* PROBLEM DETAILS
Quote the records below in full, exactly as given, with the images taken out.

• • • • • • •

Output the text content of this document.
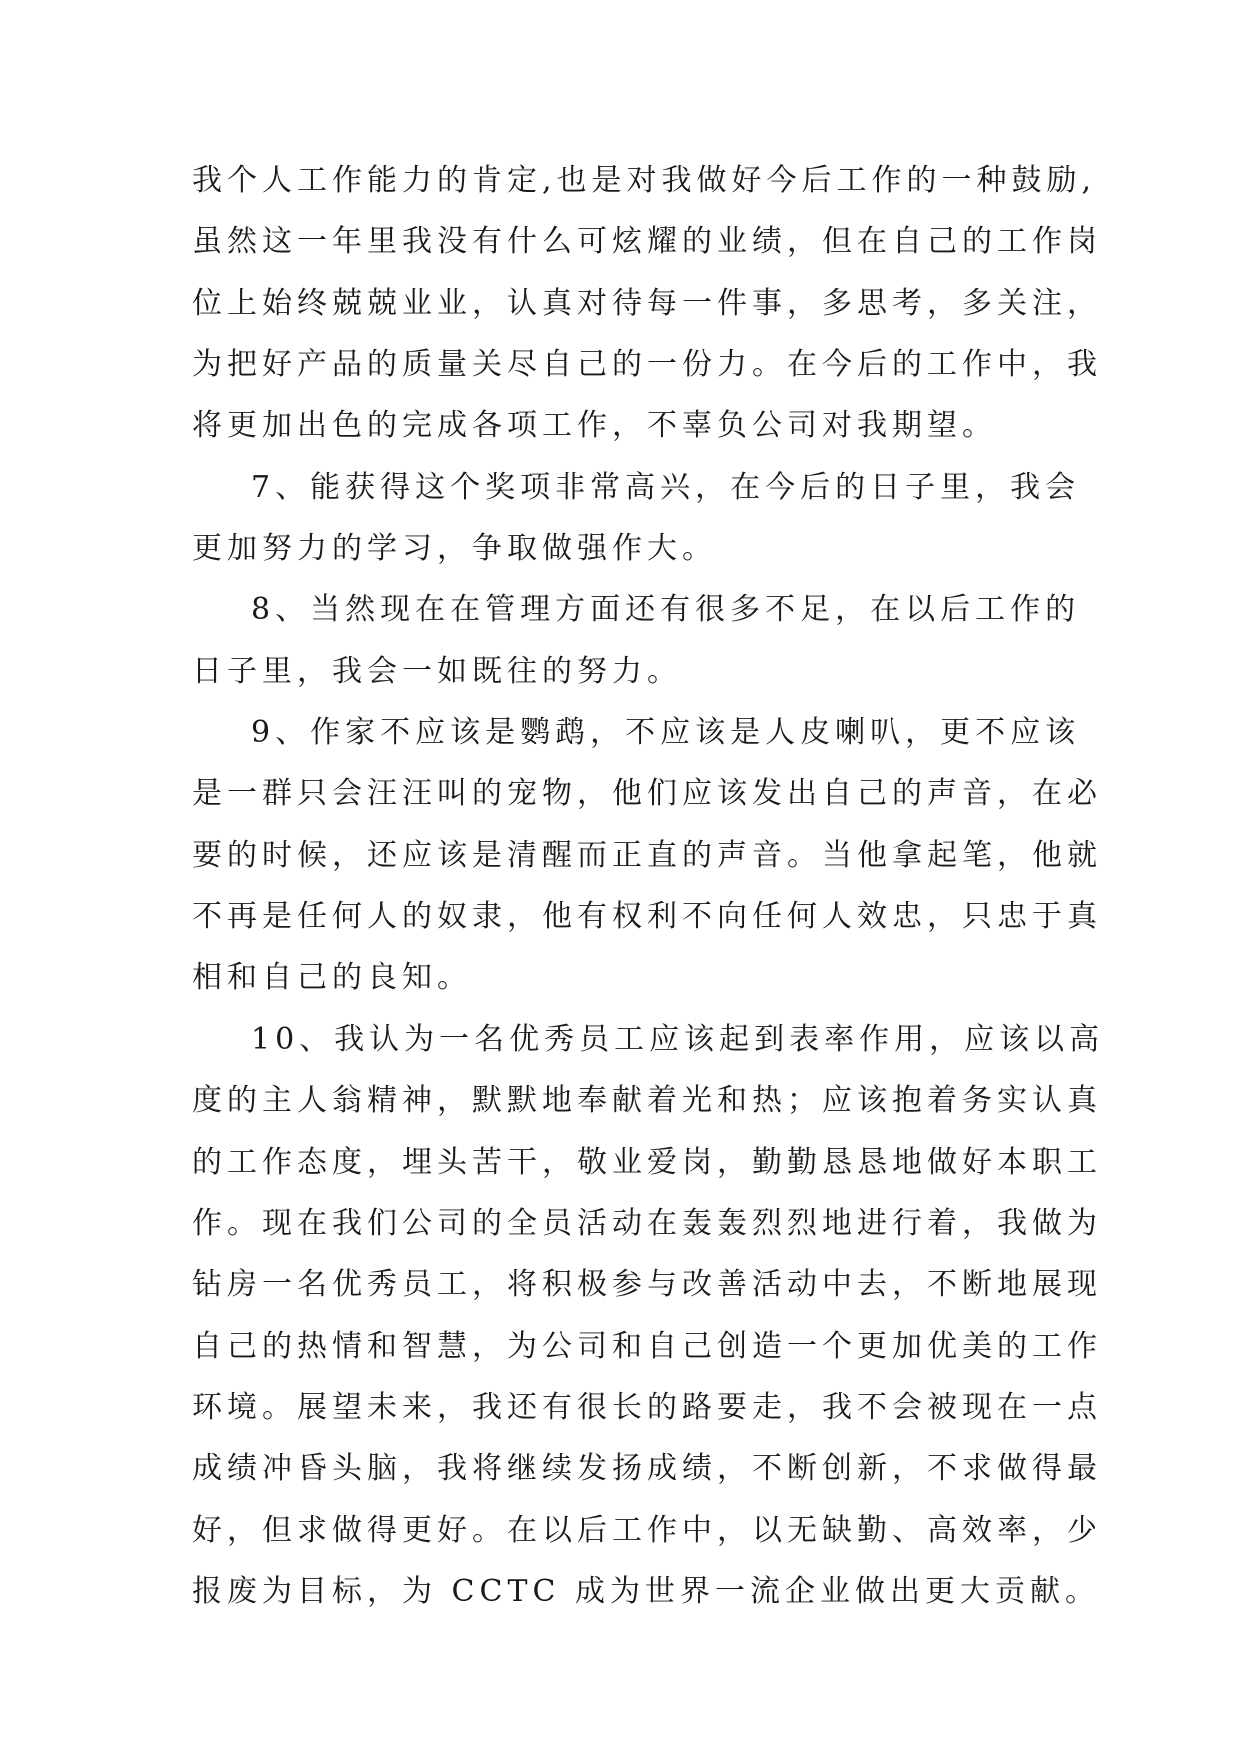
我个人工作能力的肯定,也是对我做好今后工作的一种鼓励,
虽然这一年里我没有什么可炫耀的业绩，但在自己的工作岗
位上始终兢兢业业，认真对待每一件事，多思考，多关注，
为把好产品的质量关尽自己的一份力。在今后的工作中，我
将更加出色的完成各项工作，不辜负公司对我期望。
7、能获得这个奖项非常高兴，在今后的日子里，我会
更加努力的学习，争取做强作大。
8、当然现在在管理方面还有很多不足，在以后工作的
日子里，我会一如既往的努力。
9、作家不应该是鹦鹉，不应该是人皮喇叭，更不应该
是一群只会汪汪叫的宠物，他们应该发出自己的声音，在必
要的时候，还应该是清醒而正直的声音。当他拿起笔，他就
不再是任何人的奴隶，他有权利不向任何人效忠，只忠于真
相和自己的良知。
10、我认为一名优秀员工应该起到表率作用，应该以高
度的主人翁精神，默默地奉献着光和热；应该抱着务实认真
的工作态度，埋头苦干，敬业爱岗，勤勤恳恳地做好本职工
作。现在我们公司的全员活动在轰轰烈烈地进行着，我做为
钻房一名优秀员工，将积极参与改善活动中去，不断地展现
自己的热情和智慧，为公司和自己创造一个更加优美的工作
环境。展望未来，我还有很长的路要走，我不会被现在一点
成绩冲昏头脑，我将继续发扬成绩，不断创新，不求做得最
好，但求做得更好。在以后工作中，以无缺勤、高效率，少
报废为目标，为 CCTC 成为世界一流企业做出更大贡献。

• • • • • • •

* THE SOLUTION
Output the text content of this document.
我个人工作能力的肯定,也是对我做好今后工作的一种鼓励,
虽然这一年里我没有什么可炫耀的业绩，但在自己的工作岗
位上始终兢兢业业，认真对待每一件事，多思考，多关注，
为把好产品的质量关尽自己的一份力。在今后的工作中，我
将更加出色的完成各项工作，不辜负公司对我期望。
7、能获得这个奖项非常高兴，在今后的日子里，我会
更加努力的学习，争取做强作大。
8、当然现在在管理方面还有很多不足，在以后工作的
日子里，我会一如既往的努力。
9、作家不应该是鹦鹉，不应该是人皮喇叭，更不应该
是一群只会汪汪叫的宠物，他们应该发出自己的声音，在必
要的时候，还应该是清醒而正直的声音。当他拿起笔，他就
不再是任何人的奴隶，他有权利不向任何人效忠，只忠于真
相和自己的良知。
10、我认为一名优秀员工应该起到表率作用，应该以高
度的主人翁精神，默默地奉献着光和热；应该抱着务实认真
的工作态度，埋头苦干，敬业爱岗，勤勤恳恳地做好本职工
作。现在我们公司的全员活动在轰轰烈烈地进行着，我做为
钻房一名优秀员工，将积极参与改善活动中去，不断地展现
自己的热情和智慧，为公司和自己创造一个更加优美的工作
环境。展望未来，我还有很长的路要走，我不会被现在一点
成绩冲昏头脑，我将继续发扬成绩，不断创新，不求做得最
好，但求做得更好。在以后工作中，以无缺勤、高效率，少
报废为目标，为 CCTC 成为世界一流企业做出更大贡献。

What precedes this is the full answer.